WHAT TO DO:
Where the data below has the string "Папка", return the whole line.

RECORDS PROVIDED:
*-*-*
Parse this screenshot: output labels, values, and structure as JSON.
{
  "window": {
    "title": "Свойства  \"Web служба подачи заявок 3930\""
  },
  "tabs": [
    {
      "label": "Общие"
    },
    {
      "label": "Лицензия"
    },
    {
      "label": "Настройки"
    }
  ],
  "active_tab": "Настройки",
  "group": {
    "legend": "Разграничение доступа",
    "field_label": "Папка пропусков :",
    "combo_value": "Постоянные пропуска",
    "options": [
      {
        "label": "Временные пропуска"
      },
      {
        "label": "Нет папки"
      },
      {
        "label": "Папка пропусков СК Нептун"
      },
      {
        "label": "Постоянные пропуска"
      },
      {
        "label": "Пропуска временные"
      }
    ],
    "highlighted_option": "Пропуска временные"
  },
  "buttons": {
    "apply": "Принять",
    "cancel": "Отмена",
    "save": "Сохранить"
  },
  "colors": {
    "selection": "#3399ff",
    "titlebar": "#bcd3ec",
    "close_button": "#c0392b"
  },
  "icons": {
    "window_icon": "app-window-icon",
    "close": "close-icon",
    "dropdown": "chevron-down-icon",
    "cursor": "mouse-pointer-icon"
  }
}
*-*-*
TASK ANSWER:
    "field_label": "Папка пропусков :",
        "label": "Папка пропусков СК Нептун"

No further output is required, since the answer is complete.